Single out the lines of the material that contain "full" and copy them.

-- start of Exercise input --

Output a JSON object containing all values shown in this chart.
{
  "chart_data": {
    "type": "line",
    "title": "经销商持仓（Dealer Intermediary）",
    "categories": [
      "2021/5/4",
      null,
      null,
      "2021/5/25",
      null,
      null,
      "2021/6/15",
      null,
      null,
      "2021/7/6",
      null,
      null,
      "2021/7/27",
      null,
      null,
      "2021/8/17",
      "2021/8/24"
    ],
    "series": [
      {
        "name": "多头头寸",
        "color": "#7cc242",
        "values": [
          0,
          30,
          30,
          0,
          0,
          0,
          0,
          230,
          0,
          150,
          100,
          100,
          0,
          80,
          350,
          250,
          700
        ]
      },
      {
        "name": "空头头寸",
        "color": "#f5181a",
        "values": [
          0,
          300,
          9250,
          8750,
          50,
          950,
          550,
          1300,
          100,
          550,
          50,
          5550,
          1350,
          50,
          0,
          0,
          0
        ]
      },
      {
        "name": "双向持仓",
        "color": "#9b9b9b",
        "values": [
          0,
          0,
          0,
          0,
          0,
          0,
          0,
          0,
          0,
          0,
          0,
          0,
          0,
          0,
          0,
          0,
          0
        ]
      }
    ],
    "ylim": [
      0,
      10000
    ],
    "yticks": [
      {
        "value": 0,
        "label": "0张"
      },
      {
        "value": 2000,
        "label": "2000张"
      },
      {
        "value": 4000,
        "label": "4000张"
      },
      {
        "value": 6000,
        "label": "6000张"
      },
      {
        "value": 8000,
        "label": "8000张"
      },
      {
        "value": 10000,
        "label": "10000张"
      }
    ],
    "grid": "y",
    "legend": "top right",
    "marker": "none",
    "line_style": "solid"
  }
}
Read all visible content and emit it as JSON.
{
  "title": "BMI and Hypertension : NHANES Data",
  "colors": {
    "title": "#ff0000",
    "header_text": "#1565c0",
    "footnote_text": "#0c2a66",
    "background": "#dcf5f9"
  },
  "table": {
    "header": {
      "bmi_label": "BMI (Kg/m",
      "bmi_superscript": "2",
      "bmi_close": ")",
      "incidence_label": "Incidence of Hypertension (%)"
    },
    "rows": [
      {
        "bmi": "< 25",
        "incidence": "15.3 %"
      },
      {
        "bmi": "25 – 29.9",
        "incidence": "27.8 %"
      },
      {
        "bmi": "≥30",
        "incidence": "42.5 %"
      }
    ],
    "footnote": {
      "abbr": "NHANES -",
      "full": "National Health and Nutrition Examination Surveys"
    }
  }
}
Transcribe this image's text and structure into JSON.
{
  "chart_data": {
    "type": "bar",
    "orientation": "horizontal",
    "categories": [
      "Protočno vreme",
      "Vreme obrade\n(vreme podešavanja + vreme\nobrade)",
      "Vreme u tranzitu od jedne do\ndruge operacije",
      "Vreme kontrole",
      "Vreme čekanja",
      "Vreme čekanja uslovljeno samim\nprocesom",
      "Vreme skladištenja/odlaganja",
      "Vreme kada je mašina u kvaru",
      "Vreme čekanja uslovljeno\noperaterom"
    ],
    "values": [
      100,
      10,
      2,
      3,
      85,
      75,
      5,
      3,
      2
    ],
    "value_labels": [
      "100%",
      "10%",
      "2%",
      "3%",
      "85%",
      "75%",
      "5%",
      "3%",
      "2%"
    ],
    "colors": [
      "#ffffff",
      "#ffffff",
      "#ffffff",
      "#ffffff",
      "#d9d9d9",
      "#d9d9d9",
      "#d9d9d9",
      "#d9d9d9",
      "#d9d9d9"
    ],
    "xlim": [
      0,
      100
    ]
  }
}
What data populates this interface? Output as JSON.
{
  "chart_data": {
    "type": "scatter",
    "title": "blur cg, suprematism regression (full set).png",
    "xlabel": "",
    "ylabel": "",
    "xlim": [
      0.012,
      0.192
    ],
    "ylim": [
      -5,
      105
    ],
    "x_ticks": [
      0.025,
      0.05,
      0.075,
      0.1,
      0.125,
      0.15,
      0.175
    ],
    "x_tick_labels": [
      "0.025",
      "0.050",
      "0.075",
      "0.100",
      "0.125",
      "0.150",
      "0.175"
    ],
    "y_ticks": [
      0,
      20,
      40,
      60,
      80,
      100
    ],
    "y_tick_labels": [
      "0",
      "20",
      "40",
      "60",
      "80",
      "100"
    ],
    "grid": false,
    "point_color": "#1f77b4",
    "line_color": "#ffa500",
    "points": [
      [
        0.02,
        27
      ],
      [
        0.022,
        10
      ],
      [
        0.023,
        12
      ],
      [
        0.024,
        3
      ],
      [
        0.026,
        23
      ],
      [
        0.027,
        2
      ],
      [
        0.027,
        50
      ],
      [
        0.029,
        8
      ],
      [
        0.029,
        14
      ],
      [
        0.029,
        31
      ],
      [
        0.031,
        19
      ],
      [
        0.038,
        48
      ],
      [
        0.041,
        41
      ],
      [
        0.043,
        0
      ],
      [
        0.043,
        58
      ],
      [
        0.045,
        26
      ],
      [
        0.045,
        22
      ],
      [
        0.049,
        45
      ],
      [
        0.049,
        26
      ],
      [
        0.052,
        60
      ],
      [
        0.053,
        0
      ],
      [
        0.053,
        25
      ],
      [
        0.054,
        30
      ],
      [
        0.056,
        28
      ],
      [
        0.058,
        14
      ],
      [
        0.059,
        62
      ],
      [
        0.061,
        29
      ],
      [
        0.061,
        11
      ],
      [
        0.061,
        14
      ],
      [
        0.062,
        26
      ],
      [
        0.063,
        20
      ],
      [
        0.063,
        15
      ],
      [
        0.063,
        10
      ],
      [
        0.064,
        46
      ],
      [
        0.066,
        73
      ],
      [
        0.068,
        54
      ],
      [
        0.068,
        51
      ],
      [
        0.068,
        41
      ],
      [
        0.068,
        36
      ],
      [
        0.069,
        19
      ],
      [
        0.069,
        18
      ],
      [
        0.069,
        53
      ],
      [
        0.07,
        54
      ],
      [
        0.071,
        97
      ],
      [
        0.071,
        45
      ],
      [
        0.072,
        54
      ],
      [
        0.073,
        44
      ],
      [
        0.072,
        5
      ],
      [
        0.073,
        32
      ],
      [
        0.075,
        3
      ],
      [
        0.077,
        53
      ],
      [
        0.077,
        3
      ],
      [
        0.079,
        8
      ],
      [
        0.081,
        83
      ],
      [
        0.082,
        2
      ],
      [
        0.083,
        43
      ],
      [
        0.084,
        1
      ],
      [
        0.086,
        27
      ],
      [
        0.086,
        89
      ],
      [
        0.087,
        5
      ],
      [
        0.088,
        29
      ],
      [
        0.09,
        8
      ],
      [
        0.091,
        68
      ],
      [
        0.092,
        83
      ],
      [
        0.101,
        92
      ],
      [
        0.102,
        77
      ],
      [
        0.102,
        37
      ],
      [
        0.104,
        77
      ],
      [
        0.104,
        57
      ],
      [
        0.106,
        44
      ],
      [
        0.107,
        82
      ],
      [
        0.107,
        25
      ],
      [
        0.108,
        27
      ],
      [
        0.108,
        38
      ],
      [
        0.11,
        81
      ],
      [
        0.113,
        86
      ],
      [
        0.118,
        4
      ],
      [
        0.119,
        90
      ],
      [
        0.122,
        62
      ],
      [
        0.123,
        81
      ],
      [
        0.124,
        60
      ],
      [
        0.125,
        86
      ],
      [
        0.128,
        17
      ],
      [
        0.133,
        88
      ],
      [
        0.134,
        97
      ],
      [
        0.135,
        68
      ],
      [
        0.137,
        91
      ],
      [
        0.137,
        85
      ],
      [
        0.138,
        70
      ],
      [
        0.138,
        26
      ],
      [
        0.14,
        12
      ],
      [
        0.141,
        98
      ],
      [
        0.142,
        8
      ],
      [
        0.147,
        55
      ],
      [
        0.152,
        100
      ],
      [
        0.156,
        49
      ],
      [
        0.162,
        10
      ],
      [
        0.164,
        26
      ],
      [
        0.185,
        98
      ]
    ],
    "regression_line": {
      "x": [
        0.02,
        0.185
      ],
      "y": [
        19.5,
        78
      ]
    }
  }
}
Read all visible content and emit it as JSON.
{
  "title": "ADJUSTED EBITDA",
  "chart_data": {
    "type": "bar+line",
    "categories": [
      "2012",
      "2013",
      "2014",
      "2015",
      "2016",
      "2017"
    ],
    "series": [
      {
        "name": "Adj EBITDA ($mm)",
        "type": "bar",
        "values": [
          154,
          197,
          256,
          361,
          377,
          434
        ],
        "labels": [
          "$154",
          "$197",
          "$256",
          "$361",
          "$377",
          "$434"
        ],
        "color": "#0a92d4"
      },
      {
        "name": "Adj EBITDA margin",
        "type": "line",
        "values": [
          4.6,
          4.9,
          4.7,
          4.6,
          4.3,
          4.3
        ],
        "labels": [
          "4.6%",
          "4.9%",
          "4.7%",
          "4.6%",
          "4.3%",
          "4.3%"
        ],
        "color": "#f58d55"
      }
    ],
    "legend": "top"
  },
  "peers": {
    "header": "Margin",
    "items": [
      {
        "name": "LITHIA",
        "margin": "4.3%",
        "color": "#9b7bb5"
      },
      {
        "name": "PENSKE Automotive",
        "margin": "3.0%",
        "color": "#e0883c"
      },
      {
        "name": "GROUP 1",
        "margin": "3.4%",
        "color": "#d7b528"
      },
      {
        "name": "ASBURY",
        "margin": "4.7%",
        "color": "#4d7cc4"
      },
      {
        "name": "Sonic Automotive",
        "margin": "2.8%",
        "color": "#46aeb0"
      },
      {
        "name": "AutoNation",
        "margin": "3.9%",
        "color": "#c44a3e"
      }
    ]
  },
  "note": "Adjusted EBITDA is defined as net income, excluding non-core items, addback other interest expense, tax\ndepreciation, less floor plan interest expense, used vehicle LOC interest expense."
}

-- end of Exercise input --

§ Final result:
      "full": "National Health and Nutrition Examination Surveys"
    "title": "blur cg, suprematism regression (full set).png",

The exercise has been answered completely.